== Page excerpt ==

[Netarchivesuite-users] NAS 4.2 harvest template update/add problem

Colin Rosenthal csr at statsbiblioteket.dk
Mon Sep 2 11:02:52 CEST 2013


Hi Meelis,
Our harvest-templates include a <queue-total-budget> xml-element  in the 
frontier, as in this example:

  <newObject name="frontier" class="org.archive.crawler.frontier.BdbFrontier">
             <float name="delay-factor">1.0</float>
             <integer name="max-delay-ms">1000</integer>
             <integer name="min-delay-ms">300</integer>
             <integer name="max-retries">3</integer>
             <long name="retry-delay-seconds">300</long>
             <integer name="preference-embed-hops">1</integer>
             <integer name="total-bandwidth-usage-KB-sec">1500</integer>
             <integer name="max-per-host-bandwidth-usage-KB-sec">500</integer>
             <string name="queue-assignment-policy">dk.netarkivet.harvester.harvesting.DomainnameQueueAssignmentPolicy</string>
             <string name="force-queue-assignment"/>
             <boolean name="pause-at-start">false</boolean>
             <boolean name="pause-at-finish">false</boolean>
             <boolean name="source-tag-seeds">false</boolean>
             <boolean name="recovery-log-enabled">false</boolean>
             <boolean name="hold-queues">true</boolean>
             <integer name="balance-replenish-amount">3000</integer>
             <integer name="error-penalty-amount">100</integer>
             <long name="queue-total-budget">-1</long>
             <string name="cost-policy">org.archive.crawler.frontier.UnitCostAssignmentPolicy</string>
             <long name="snooze-deactivate-ms">300000</long>
             <integer name="target-ready-backlog">50</integer>
             <string name="uri-included-structure">org.archive.crawler.util.BdbUriUniqFilter</string>
         </newObject>

Is it possible yours has this elements missing?

== Data block ==
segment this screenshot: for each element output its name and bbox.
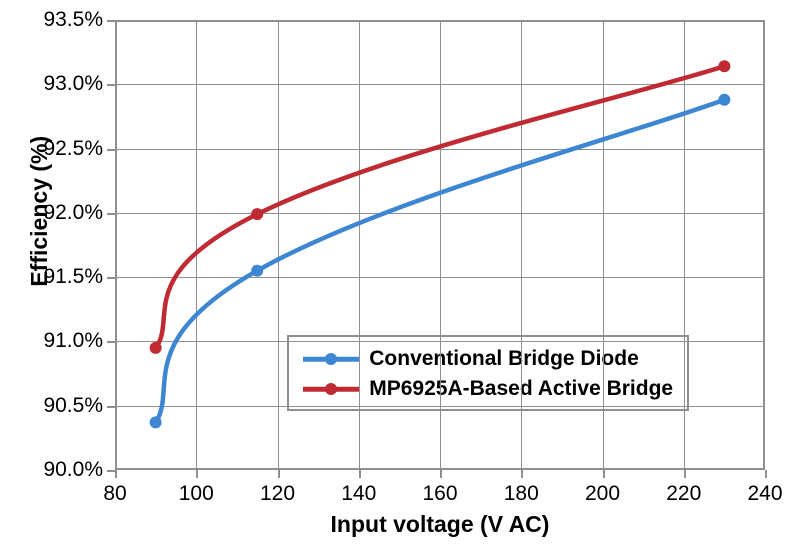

== Given task A ==
Answer these about the harvest template post, one line each:
(i) Who sent it?
(ii) What value is given for queue-total-budget?
(iii) What number is set for max-retries?
== Given task B ==
List every boolean setting in the frontier example of the harvest template post, with its value.
== Given task C ==
Carry on the harvest template post from its last line, keeping the same voice and subject.

== Written answer A ==
(i) Colin Rosenthal
(ii) -1
(iii) 3

== Written answer B ==
pause-at-start: false
pause-at-finish: false
source-tag-seeds: false
recovery-log-enabled: false
hold-queues: true

== Written answer C ==
regards,
Colin Rosenthal
IT Developer
State and University Library

On 09/02/2013 10:42 AM, Bjarne Andersen wrote:
> I have tried adding a new template to our 4.2 test-system - this goes allright.
> The error looks like the xml-file is missing a vital part ? - could there be an XML-error ?
>
> Missing node:
> /crawl-order/controller/newObject[@name='frontier']/long[@name='queue-total-budget']
>
> -
> Bjarne
> ________________________________________
> Fra: netarchivesuite-users-bounces at ml.sbforge.org [netarchivesuite-users-bounces at ml.sbforge.org] På vegne af Meelis Mihhailov [meelis at nlib.ee]
> Sendt: 2. september 2013 10:16
> Til: Netarchive Suite Users
> Emne: [Netarchivesuite-users] NAS 4.2 harvest template update/add problem
>
> Hi all!
>
> I managed to update NAS to version 4.2 but cannot add or update harvest
> templates. Using postgreSQL database.
>
> Tried to create a new harvest template (using the default as a base) but
> no luck :(
>
> Can anyone help me with this problem?
>
> The error I get:
>
> -----------------------------------------------------------------------
>     dk.netarkivet.common.exceptions.ArgumentNotValid: Template error:
> Missing node:
> /crawl-order/controller/newObject[@name='frontier']/long[@name='queue-total-budget']
>          at
> dk.netarkivet.common.exceptions.ArgumentNotValid.checkTrue(ArgumentNotValid.java:166)
>          at
> dk.netarkivet.harvester.datamodel.HeritrixTemplate.(HeritrixTemplate.java:281)
>          at
> dk.netarkivet.harvester.datamodel.HeritrixTemplate.(HeritrixTemplate.java:340)
>          at
> org.apache.jsp.Definitions_002dupload_002dharvest_002dtemplate_jsp._jspService(org.apache.jsp.Definitions_002dupload_002dharvest_002dtemplate_jsp:178)
>          at org.apache.jasper.runtime.HttpJspBase.service(HttpJspBase.java:109)
>          at javax.servlet.http.HttpServlet.service(HttpServlet.java:820)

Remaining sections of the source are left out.